● **Task goal**
Exactly reproduce each line of the listing that follows.

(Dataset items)
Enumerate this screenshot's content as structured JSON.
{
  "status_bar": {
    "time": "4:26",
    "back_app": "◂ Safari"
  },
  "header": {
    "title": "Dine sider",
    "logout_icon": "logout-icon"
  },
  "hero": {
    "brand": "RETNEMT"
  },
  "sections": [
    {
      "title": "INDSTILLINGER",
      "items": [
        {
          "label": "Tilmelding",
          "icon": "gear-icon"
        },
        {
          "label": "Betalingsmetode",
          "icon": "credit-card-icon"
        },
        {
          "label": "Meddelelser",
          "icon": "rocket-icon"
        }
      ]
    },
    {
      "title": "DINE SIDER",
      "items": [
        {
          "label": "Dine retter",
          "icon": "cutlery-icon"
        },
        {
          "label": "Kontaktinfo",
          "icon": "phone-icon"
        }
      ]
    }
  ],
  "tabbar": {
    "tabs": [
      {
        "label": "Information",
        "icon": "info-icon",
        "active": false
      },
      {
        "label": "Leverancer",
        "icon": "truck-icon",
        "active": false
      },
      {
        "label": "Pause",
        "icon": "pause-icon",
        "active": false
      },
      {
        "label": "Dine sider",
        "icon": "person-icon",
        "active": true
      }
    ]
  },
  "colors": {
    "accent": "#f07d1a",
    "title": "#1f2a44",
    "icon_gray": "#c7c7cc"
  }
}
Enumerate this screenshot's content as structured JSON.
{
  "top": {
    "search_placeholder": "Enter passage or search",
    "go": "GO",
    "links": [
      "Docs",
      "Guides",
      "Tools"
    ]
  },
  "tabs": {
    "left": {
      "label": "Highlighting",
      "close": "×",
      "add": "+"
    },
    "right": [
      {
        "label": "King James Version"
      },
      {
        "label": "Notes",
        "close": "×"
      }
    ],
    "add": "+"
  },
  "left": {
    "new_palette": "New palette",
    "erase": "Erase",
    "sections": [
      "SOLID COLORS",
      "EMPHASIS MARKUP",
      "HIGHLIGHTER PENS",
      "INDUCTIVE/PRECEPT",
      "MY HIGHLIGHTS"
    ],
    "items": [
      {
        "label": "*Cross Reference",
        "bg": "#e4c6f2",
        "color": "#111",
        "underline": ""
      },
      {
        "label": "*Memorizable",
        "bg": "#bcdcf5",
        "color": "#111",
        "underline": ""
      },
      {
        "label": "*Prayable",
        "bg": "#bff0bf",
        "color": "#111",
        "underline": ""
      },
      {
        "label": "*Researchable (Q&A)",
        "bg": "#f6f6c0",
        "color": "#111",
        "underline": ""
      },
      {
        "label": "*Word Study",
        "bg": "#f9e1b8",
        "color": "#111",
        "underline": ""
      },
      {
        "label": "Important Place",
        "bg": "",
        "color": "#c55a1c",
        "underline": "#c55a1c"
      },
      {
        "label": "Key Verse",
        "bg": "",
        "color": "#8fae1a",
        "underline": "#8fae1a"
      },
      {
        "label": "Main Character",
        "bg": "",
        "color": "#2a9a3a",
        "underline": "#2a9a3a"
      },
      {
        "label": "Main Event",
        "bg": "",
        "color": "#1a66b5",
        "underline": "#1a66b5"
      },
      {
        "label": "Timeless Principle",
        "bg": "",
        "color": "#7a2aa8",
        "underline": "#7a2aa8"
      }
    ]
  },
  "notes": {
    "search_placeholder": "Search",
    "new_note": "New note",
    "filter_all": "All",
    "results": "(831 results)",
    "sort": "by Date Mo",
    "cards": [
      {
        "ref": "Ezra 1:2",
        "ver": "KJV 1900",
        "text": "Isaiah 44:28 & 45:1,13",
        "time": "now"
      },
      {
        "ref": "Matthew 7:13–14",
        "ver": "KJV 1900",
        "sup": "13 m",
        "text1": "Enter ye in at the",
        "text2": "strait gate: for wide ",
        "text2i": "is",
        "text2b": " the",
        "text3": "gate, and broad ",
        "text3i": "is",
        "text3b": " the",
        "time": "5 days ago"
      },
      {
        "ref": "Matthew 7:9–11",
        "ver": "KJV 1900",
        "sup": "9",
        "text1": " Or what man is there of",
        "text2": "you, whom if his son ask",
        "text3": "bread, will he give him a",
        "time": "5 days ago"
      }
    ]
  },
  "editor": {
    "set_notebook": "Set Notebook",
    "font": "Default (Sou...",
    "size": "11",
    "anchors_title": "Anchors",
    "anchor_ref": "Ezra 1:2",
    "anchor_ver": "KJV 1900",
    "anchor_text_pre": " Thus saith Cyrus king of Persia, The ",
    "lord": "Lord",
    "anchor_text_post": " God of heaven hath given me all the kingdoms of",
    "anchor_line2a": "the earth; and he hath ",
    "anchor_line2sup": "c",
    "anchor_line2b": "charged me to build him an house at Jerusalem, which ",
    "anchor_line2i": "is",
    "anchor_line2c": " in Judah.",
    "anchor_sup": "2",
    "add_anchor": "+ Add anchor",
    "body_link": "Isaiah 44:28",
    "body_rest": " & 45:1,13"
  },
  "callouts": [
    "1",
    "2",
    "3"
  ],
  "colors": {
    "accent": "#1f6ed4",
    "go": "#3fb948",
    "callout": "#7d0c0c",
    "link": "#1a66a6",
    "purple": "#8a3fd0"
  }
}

● **Final result**
Enumerate this screenshot's content as structured JSON.
{
  "status_bar": {
    "time": "4:26",
    "back_app": "◂ Safari"
  },
  "header": {
    "title": "Dine sider",
    "logout_icon": "logout-icon"
  },
  "hero": {
    "brand": "RETNEMT"
  },
  "sections": [
    {
      "title": "INDSTILLINGER",
      "items": [
        {
          "label": "Tilmelding",
          "icon": "gear-icon"
        },
        {
          "label": "Betalingsmetode",
          "icon": "credit-card-icon"
        },
        {
          "label": "Meddelelser",
          "icon": "rocket-icon"
        }
      ]
    },
    {
      "title": "DINE SIDER",
      "items": [
        {
          "label": "Dine retter",
          "icon": "cutlery-icon"
        },
        {
          "label": "Kontaktinfo",
          "icon": "phone-icon"
        }
      ]
    }
  ],
  "tabbar": {
    "tabs": [
      {
        "label": "Information",
        "icon": "info-icon",
        "active": false
      },
      {
        "label": "Leverancer",
        "icon": "truck-icon",
        "active": false
      },
      {
        "label": "Pause",
        "icon": "pause-icon",
        "active": false
      },
      {
        "label": "Dine sider",
        "icon": "person-icon",
        "active": true
      }
    ]
  },
  "colors": {
    "accent": "#f07d1a",
    "title": "#1f2a44",
    "icon_gray": "#c7c7cc"
  }
}
Enumerate this screenshot's content as structured JSON.
{
  "top": {
    "search_placeholder": "Enter passage or search",
    "go": "GO",
    "links": [
      "Docs",
      "Guides",
      "Tools"
    ]
  },
  "tabs": {
    "left": {
      "label": "Highlighting",
      "close": "×",
      "add": "+"
    },
    "right": [
      {
        "label": "King James Version"
      },
      {
        "label": "Notes",
        "close": "×"
      }
    ],
    "add": "+"
  },
  "left": {
    "new_palette": "New palette",
    "erase": "Erase",
    "sections": [
      "SOLID COLORS",
      "EMPHASIS MARKUP",
      "HIGHLIGHTER PENS",
      "INDUCTIVE/PRECEPT",
      "MY HIGHLIGHTS"
    ],
    "items": [
      {
        "label": "*Cross Reference",
        "bg": "#e4c6f2",
        "color": "#111",
        "underline": ""
      },
      {
        "label": "*Memorizable",
        "bg": "#bcdcf5",
        "color": "#111",
        "underline": ""
      },
      {
        "label": "*Prayable",
        "bg": "#bff0bf",
        "color": "#111",
        "underline": ""
      },
      {
        "label": "*Researchable (Q&A)",
        "bg": "#f6f6c0",
        "color": "#111",
        "underline": ""
      },
      {
        "label": "*Word Study",
        "bg": "#f9e1b8",
        "color": "#111",
        "underline": ""
      },
      {
        "label": "Important Place",
        "bg": "",
        "color": "#c55a1c",
        "underline": "#c55a1c"
      },
      {
        "label": "Key Verse",
        "bg": "",
        "color": "#8fae1a",
        "underline": "#8fae1a"
      },
      {
        "label": "Main Character",
        "bg": "",
        "color": "#2a9a3a",
        "underline": "#2a9a3a"
      },
      {
        "label": "Main Event",
        "bg": "",
        "color": "#1a66b5",
        "underline": "#1a66b5"
      },
      {
        "label": "Timeless Principle",
        "bg": "",
        "color": "#7a2aa8",
        "underline": "#7a2aa8"
      }
    ]
  },
  "notes": {
    "search_placeholder": "Search",
    "new_note": "New note",
    "filter_all": "All",
    "results": "(831 results)",
    "sort": "by Date Mo",
    "cards": [
      {
        "ref": "Ezra 1:2",
        "ver": "KJV 1900",
        "text": "Isaiah 44:28 & 45:1,13",
        "time": "now"
      },
      {
        "ref": "Matthew 7:13–14",
        "ver": "KJV 1900",
        "sup": "13 m",
        "text1": "Enter ye in at the",
        "text2": "strait gate: for wide ",
        "text2i": "is",
        "text2b": " the",
        "text3": "gate, and broad ",
        "text3i": "is",
        "text3b": " the",
        "time": "5 days ago"
      },
      {
        "ref": "Matthew 7:9–11",
        "ver": "KJV 1900",
        "sup": "9",
        "text1": " Or what man is there of",
        "text2": "you, whom if his son ask",
        "text3": "bread, will he give him a",
        "time": "5 days ago"
      }
    ]
  },
  "editor": {
    "set_notebook": "Set Notebook",
    "font": "Default (Sou...",
    "size": "11",
    "anchors_title": "Anchors",
    "anchor_ref": "Ezra 1:2",
    "anchor_ver": "KJV 1900",
    "anchor_text_pre": " Thus saith Cyrus king of Persia, The ",
    "lord": "Lord",
    "anchor_text_post": " God of heaven hath given me all the kingdoms of",
    "anchor_line2a": "the earth; and he hath ",
    "anchor_line2sup": "c",
    "anchor_line2b": "charged me to build him an house at Jerusalem, which ",
    "anchor_line2i": "is",
    "anchor_line2c": " in Judah.",
    "anchor_sup": "2",
    "add_anchor": "+ Add anchor",
    "body_link": "Isaiah 44:28",
    "body_rest": " & 45:1,13"
  },
  "callouts": [
    "1",
    "2",
    "3"
  ],
  "colors": {
    "accent": "#1f6ed4",
    "go": "#3fb948",
    "callout": "#7d0c0c",
    "link": "#1a66a6",
    "purple": "#8a3fd0"
  }
}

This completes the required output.